---------- INPUT DATA

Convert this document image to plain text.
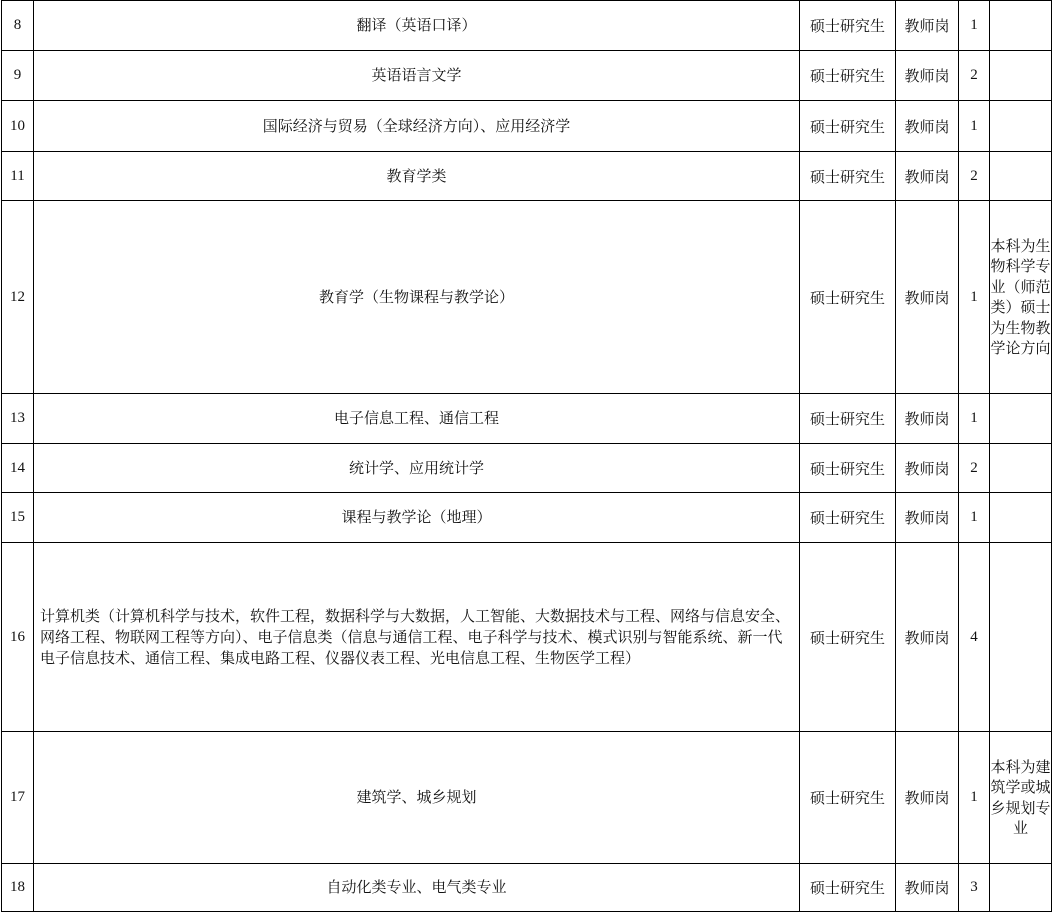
8	翻译（英语口译）	硕士研究生	教师岗	1	
9	英语语言文学	硕士研究生	教师岗	2	
10	国际经济与贸易（全球经济方向）、应用经济学	硕士研究生	教师岗	1	
11	教育学类	硕士研究生	教师岗	2	
12	教育学（生物课程与教学论）	硕士研究生	教师岗	1	本科为生物科学专业（师范类）硕士为生物教学论方向
13	电子信息工程、通信工程	硕士研究生	教师岗	1	
14	统计学、应用统计学	硕士研究生	教师岗	2	
15	课程与教学论（地理）	硕士研究生	教师岗	1	
16	计算机类（计算机科学与技术，软件工程，数据科学与大数据，人工智能、大数据技术与工程、网络与信息安全、网络工程、物联网工程等方向）、电子信息类（信息与通信工程、电子科学与技术、模式识别与智能系统、新一代电子信息技术、通信工程、集成电路工程、仪器仪表工程、光电信息工程、生物医学工程）	硕士研究生	教师岗	4	
17	建筑学、城乡规划	硕士研究生	教师岗	1	本科为建筑学或城乡规划专业
18	自动化类专业、电气类专业	硕士研究生	教师岗	3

--------------------

## BRIEF
Find each line in the records holding the string "通信工程" and show it.

## CORRECT OUTPUT
13	电子信息工程、通信工程	硕士研究生	教师岗	1	
16	计算机类（计算机科学与技术，软件工程，数据科学与大数据，人工智能、大数据技术与工程、网络与信息安全、网络工程、物联网工程等方向）、电子信息类（信息与通信工程、电子科学与技术、模式识别与智能系统、新一代电子信息技术、通信工程、集成电路工程、仪器仪表工程、光电信息工程、生物医学工程）	硕士研究生	教师岗	4	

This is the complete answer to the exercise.